[Stored records]
------------------------------------

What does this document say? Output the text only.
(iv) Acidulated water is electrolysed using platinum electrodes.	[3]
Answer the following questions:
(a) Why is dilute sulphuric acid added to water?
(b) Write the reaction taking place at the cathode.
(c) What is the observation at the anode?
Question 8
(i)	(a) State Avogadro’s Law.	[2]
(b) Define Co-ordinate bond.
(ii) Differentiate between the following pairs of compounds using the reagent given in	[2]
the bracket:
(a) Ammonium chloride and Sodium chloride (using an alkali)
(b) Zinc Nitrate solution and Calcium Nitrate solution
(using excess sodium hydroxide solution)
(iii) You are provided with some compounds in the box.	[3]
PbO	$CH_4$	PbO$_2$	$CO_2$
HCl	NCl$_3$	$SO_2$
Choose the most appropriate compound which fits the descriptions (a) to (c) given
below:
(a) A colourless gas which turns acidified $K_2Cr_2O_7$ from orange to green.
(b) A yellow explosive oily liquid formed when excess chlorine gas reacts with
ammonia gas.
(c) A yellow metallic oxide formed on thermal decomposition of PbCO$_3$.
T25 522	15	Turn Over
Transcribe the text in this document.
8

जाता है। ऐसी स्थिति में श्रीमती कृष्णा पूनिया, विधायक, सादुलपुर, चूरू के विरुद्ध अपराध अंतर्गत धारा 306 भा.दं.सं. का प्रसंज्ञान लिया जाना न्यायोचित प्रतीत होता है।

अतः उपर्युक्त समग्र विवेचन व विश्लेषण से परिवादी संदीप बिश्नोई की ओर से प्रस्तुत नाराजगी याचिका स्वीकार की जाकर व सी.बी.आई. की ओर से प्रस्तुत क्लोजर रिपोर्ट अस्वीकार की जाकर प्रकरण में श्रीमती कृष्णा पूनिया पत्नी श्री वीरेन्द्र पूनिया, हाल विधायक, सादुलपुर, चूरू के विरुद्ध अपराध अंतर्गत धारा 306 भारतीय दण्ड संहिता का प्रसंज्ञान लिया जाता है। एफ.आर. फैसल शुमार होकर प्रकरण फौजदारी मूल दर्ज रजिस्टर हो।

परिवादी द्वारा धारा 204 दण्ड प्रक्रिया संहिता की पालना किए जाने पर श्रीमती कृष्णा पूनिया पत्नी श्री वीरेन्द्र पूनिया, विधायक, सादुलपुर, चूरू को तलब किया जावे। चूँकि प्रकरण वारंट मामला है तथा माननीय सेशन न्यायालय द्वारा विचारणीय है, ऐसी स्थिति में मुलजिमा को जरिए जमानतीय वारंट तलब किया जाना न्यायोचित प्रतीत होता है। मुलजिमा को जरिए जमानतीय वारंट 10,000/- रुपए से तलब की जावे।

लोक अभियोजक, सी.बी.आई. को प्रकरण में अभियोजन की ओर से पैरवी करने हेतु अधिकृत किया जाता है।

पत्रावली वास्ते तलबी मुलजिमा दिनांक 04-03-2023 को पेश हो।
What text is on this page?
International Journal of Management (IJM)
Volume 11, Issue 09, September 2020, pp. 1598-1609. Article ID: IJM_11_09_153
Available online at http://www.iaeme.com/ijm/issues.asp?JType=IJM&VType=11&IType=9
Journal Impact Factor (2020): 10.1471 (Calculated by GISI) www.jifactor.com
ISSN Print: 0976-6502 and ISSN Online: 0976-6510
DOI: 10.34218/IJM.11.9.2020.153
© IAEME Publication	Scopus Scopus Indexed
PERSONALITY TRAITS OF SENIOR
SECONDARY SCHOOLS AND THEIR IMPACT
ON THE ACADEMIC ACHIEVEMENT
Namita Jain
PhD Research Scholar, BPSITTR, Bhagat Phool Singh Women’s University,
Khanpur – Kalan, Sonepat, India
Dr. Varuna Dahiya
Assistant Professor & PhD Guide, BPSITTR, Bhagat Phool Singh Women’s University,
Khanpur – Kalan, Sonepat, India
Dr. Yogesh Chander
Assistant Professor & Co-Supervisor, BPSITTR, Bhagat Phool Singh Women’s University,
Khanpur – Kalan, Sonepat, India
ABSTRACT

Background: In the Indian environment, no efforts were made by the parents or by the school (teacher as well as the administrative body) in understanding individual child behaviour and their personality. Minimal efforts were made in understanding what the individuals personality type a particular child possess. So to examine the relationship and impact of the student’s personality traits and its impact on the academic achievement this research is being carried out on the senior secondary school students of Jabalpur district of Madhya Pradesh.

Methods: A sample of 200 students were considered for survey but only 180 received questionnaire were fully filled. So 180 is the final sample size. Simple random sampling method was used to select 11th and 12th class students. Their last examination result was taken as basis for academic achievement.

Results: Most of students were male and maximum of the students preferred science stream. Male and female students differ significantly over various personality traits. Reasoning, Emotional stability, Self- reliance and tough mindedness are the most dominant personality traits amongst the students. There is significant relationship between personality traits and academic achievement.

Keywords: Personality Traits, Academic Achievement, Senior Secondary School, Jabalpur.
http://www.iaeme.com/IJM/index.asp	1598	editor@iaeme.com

------------------------------------

Set down every record above exactly as given.

Solution to this problem:
What does this document say? Output the text only.
(iv) Acidulated water is electrolysed using platinum electrodes.	[3]
Answer the following questions:
(a) Why is dilute sulphuric acid added to water?
(b) Write the reaction taking place at the cathode.
(c) What is the observation at the anode?
Question 8
(i)	(a) State Avogadro’s Law.	[2]
(b) Define Co-ordinate bond.
(ii) Differentiate between the following pairs of compounds using the reagent given in	[2]
the bracket:
(a) Ammonium chloride and Sodium chloride (using an alkali)
(b) Zinc Nitrate solution and Calcium Nitrate solution
(using excess sodium hydroxide solution)
(iii) You are provided with some compounds in the box.	[3]
PbO	$CH_4$	PbO$_2$	$CO_2$
HCl	NCl$_3$	$SO_2$
Choose the most appropriate compound which fits the descriptions (a) to (c) given
below:
(a) A colourless gas which turns acidified $K_2Cr_2O_7$ from orange to green.
(b) A yellow explosive oily liquid formed when excess chlorine gas reacts with
ammonia gas.
(c) A yellow metallic oxide formed on thermal decomposition of PbCO$_3$.
T25 522	15	Turn Over
Transcribe the text in this document.
8

जाता है। ऐसी स्थिति में श्रीमती कृष्णा पूनिया, विधायक, सादुलपुर, चूरू के विरुद्ध अपराध अंतर्गत धारा 306 भा.दं.सं. का प्रसंज्ञान लिया जाना न्यायोचित प्रतीत होता है।

अतः उपर्युक्त समग्र विवेचन व विश्लेषण से परिवादी संदीप बिश्नोई की ओर से प्रस्तुत नाराजगी याचिका स्वीकार की जाकर व सी.बी.आई. की ओर से प्रस्तुत क्लोजर रिपोर्ट अस्वीकार की जाकर प्रकरण में श्रीमती कृष्णा पूनिया पत्नी श्री वीरेन्द्र पूनिया, हाल विधायक, सादुलपुर, चूरू के विरुद्ध अपराध अंतर्गत धारा 306 भारतीय दण्ड संहिता का प्रसंज्ञान लिया जाता है। एफ.आर. फैसल शुमार होकर प्रकरण फौजदारी मूल दर्ज रजिस्टर हो।

परिवादी द्वारा धारा 204 दण्ड प्रक्रिया संहिता की पालना किए जाने पर श्रीमती कृष्णा पूनिया पत्नी श्री वीरेन्द्र पूनिया, विधायक, सादुलपुर, चूरू को तलब किया जावे। चूँकि प्रकरण वारंट मामला है तथा माननीय सेशन न्यायालय द्वारा विचारणीय है, ऐसी स्थिति में मुलजिमा को जरिए जमानतीय वारंट तलब किया जाना न्यायोचित प्रतीत होता है। मुलजिमा को जरिए जमानतीय वारंट 10,000/- रुपए से तलब की जावे।

लोक अभियोजक, सी.बी.आई. को प्रकरण में अभियोजन की ओर से पैरवी करने हेतु अधिकृत किया जाता है।

पत्रावली वास्ते तलबी मुलजिमा दिनांक 04-03-2023 को पेश हो।
What text is on this page?
International Journal of Management (IJM)
Volume 11, Issue 09, September 2020, pp. 1598-1609. Article ID: IJM_11_09_153
Available online at http://www.iaeme.com/ijm/issues.asp?JType=IJM&VType=11&IType=9
Journal Impact Factor (2020): 10.1471 (Calculated by GISI) www.jifactor.com
ISSN Print: 0976-6502 and ISSN Online: 0976-6510
DOI: 10.34218/IJM.11.9.2020.153
© IAEME Publication	Scopus Scopus Indexed
PERSONALITY TRAITS OF SENIOR
SECONDARY SCHOOLS AND THEIR IMPACT
ON THE ACADEMIC ACHIEVEMENT
Namita Jain
PhD Research Scholar, BPSITTR, Bhagat Phool Singh Women’s University,
Khanpur – Kalan, Sonepat, India
Dr. Varuna Dahiya
Assistant Professor & PhD Guide, BPSITTR, Bhagat Phool Singh Women’s University,
Khanpur – Kalan, Sonepat, India
Dr. Yogesh Chander
Assistant Professor & Co-Supervisor, BPSITTR, Bhagat Phool Singh Women’s University,
Khanpur – Kalan, Sonepat, India
ABSTRACT

Background: In the Indian environment, no efforts were made by the parents or by the school (teacher as well as the administrative body) in understanding individual child behaviour and their personality. Minimal efforts were made in understanding what the individuals personality type a particular child possess. So to examine the relationship and impact of the student’s personality traits and its impact on the academic achievement this research is being carried out on the senior secondary school students of Jabalpur district of Madhya Pradesh.

Methods: A sample of 200 students were considered for survey but only 180 received questionnaire were fully filled. So 180 is the final sample size. Simple random sampling method was used to select 11th and 12th class students. Their last examination result was taken as basis for academic achievement.

Results: Most of students were male and maximum of the students preferred science stream. Male and female students differ significantly over various personality traits. Reasoning, Emotional stability, Self- reliance and tough mindedness are the most dominant personality traits amongst the students. There is significant relationship between personality traits and academic achievement.

Keywords: Personality Traits, Academic Achievement, Senior Secondary School, Jabalpur.
http://www.iaeme.com/IJM/index.asp	1598	editor@iaeme.com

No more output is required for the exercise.